* _SOURCE DOCUMENT_:
⁂

Are you assuming that SSHD is causing the issue?
If you could elaborate on this more, it would be helpful.

Cheers,
Shinobu

----- Original Message -----
From: "Lionel Bouton" <lionel-subscription@xxxxxxxxxxx>
To: "Mario Giammarco" <mgiammarco@xxxxxxxxx>, ceph-users@xxxxxxxxxxxxxx
Sent: Tuesday, March 1, 2016 5:29:38 AM
Subject: Re:  Help: pool not responding

Le 29/02/2016 20:43, Mario Giammarco a écrit :
> [...]
> I said SSHD that is a standard hdd with ssd cache. It is 7200rpms but in
> benchmarks it is better than a 10000rpm disk.

Lies, damn lies and benchmarks...
SSHD usually have very small flash caches (16GB or less for 500GB of
data or more) and AFAIK there's no distribution supporting cache hints
or to be of any use here Ceph OSD cache hint support : the drive makes
the decisions about when to use the cache and you can trust only one
thing: the fact that they are optimized for benchmarks and certainly not
Ceph OSD usage patterns (with or without internal journal).

There are probably 2 kinds of optimizations that SSHD can perform :
- buffering random writes with a writeback cache algorithm targeting
random writes. With only 8 to 16GB of flash this would probably mean
that under heavy random write usage (typical for OSD) the flash will die
very fast which would kill the entire drive or lose data and so it's
unlikely that this is what they use.

⁂

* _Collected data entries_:
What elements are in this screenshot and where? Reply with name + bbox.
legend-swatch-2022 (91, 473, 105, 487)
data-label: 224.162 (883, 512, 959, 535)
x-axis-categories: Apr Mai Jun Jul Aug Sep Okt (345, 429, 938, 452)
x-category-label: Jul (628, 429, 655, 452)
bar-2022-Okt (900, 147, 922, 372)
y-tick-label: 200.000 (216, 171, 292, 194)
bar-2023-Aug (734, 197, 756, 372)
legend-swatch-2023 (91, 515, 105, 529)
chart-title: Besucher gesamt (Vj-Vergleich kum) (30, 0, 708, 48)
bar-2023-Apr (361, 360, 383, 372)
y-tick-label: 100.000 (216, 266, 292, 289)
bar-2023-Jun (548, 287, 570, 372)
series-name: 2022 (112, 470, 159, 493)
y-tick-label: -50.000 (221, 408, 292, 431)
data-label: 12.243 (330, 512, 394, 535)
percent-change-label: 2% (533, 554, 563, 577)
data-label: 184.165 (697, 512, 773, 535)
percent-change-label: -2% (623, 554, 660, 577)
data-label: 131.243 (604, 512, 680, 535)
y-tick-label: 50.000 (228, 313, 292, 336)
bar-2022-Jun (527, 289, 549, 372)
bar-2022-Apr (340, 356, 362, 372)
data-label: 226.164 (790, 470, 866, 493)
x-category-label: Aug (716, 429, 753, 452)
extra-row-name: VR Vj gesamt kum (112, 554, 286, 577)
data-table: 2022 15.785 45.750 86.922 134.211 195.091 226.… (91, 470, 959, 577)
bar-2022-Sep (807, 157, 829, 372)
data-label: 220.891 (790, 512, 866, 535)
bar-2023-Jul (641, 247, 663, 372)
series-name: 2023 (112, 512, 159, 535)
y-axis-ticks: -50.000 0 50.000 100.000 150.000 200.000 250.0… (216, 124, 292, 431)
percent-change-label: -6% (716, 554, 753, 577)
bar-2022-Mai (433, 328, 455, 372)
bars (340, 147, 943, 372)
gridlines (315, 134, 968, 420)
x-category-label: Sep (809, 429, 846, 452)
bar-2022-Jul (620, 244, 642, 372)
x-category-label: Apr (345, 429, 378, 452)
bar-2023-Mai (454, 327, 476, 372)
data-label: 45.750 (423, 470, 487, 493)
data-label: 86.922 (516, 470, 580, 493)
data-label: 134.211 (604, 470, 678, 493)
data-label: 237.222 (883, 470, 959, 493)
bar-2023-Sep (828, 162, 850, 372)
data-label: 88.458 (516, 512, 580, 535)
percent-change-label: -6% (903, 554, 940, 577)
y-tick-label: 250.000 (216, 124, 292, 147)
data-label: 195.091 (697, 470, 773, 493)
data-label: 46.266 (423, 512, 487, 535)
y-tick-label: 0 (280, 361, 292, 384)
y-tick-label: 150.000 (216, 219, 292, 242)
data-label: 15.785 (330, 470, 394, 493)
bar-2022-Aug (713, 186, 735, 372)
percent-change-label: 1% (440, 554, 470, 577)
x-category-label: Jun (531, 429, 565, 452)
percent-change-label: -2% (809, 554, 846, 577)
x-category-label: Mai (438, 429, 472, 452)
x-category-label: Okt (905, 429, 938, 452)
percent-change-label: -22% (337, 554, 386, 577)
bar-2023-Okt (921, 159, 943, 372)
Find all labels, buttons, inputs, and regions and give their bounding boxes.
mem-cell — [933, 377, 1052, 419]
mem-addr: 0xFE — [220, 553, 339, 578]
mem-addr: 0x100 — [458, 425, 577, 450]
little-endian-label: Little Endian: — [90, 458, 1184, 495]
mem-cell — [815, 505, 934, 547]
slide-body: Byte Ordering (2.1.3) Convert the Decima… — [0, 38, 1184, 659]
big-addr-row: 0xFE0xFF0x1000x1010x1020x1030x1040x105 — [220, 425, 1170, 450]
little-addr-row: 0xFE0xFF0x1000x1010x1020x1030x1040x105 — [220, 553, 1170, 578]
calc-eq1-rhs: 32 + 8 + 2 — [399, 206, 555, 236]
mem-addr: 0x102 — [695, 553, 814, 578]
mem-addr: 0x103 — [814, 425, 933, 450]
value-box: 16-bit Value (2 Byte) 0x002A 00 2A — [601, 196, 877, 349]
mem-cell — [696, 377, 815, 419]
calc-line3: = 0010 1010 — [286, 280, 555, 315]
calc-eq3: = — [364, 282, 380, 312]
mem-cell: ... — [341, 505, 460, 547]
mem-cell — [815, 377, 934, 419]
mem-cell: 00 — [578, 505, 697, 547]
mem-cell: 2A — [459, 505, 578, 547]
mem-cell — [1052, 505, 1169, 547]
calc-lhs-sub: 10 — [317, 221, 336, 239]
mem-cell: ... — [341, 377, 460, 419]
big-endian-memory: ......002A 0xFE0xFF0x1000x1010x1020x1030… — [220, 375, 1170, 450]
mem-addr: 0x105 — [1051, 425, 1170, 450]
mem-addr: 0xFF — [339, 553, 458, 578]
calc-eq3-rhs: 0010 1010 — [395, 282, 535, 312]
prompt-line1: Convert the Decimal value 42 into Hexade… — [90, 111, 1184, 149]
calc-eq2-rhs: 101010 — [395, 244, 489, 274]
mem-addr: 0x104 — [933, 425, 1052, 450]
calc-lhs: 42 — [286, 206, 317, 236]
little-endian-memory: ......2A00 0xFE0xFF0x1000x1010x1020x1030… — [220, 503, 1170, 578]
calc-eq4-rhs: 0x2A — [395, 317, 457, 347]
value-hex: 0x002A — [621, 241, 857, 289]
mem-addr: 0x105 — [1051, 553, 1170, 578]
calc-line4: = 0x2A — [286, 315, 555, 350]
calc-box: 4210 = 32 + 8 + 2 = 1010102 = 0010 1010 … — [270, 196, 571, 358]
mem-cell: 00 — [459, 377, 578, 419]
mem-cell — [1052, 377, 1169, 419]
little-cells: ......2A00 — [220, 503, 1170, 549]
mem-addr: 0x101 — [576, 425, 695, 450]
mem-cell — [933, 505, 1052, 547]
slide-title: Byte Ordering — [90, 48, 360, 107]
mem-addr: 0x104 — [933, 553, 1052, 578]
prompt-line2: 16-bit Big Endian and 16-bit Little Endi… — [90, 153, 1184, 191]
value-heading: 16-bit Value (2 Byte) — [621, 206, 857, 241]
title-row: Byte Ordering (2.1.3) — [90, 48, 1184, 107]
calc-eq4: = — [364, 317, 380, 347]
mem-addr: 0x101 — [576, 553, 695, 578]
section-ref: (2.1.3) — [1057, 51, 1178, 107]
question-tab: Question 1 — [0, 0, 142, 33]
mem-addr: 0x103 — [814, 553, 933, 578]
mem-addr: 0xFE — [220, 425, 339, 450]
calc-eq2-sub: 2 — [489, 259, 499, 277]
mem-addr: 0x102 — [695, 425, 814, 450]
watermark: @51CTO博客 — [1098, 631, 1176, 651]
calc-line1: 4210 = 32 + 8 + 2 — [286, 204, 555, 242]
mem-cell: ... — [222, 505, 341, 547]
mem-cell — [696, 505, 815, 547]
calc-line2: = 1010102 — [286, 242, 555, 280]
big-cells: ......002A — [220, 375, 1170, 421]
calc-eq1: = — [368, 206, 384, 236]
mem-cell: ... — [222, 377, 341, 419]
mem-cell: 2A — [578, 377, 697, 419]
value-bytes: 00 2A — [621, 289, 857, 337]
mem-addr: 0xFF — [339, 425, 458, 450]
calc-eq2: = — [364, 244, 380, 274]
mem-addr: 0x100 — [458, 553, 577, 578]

⁂

* _EXERCISE PROMPT_:
Continue the mailing-list discussion of SSHD drives as Ceph OSDs from the point where it stops.

* _RESULT FOR THIS TASK_:
- write the most used data (what is first loaded on system boot and what
is most used) to the flash cache to speed up the OS boot sequence and
access to the most used applications or data. As OSDs don't have any
recognizable pattern this is useless in most cases.

So SSHD for OSD are almost certainly useless. You are better off saving
money by buying more ordinary HDD SATA drives or as many HDD and a few
good SSDs for journal if you can afford them.

In fact if the SSHD tries to cache writes and doesn't die early in the
process you may get even worse performance than a pure HDD setup because
most consumer-level SSD (and probably SSHD) are absolute crap for the
type of access Ceph OSD do with journals (see
http://www.sebastien-han.fr/blog/2014/10/10/ceph-how-to-test-if-your-ssd-is-suitable-as-a-journal-device/
for the horror stories).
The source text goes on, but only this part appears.